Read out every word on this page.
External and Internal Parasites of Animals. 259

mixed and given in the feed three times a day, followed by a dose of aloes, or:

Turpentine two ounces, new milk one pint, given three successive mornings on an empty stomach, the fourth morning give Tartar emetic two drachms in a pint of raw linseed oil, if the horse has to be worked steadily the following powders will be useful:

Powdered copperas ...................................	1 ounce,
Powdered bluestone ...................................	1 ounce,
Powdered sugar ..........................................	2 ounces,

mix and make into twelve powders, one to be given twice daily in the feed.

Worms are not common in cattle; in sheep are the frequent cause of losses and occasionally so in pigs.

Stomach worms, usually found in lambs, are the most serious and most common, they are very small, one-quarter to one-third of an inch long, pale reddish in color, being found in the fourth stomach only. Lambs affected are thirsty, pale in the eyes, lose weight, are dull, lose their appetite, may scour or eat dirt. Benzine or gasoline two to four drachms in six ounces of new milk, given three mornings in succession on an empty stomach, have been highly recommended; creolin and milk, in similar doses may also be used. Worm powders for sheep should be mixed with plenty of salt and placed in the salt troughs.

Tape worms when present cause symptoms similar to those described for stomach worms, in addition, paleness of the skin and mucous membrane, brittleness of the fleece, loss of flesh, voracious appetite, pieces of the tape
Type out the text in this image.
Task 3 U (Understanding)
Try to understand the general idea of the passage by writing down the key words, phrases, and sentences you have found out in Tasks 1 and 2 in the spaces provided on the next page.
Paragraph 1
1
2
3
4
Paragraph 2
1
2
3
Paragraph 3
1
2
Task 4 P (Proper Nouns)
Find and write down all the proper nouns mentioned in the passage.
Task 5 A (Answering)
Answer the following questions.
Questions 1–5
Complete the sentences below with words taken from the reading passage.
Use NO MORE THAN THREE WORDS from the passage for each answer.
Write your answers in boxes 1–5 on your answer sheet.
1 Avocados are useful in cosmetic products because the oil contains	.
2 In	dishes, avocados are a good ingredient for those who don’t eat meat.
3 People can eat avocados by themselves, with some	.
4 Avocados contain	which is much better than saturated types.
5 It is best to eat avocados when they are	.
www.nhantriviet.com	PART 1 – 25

=====

Problem to work on: Your output consists solely of the lines from the one with "Type out the text in this image." through the last line, copied exactly.

Exercise response:
Type out the text in this image.
Task 3 U (Understanding)
Try to understand the general idea of the passage by writing down the key words, phrases, and sentences you have found out in Tasks 1 and 2 in the spaces provided on the next page.
Paragraph 1
1
2
3
4
Paragraph 2
1
2
3
Paragraph 3
1
2
Task 4 P (Proper Nouns)
Find and write down all the proper nouns mentioned in the passage.
Task 5 A (Answering)
Answer the following questions.
Questions 1–5
Complete the sentences below with words taken from the reading passage.
Use NO MORE THAN THREE WORDS from the passage for each answer.
Write your answers in boxes 1–5 on your answer sheet.
1 Avocados are useful in cosmetic products because the oil contains	.
2 In	dishes, avocados are a good ingredient for those who don’t eat meat.
3 People can eat avocados by themselves, with some	.
4 Avocados contain	which is much better than saturated types.
5 It is best to eat avocados when they are	.
www.nhantriviet.com	PART 1 – 25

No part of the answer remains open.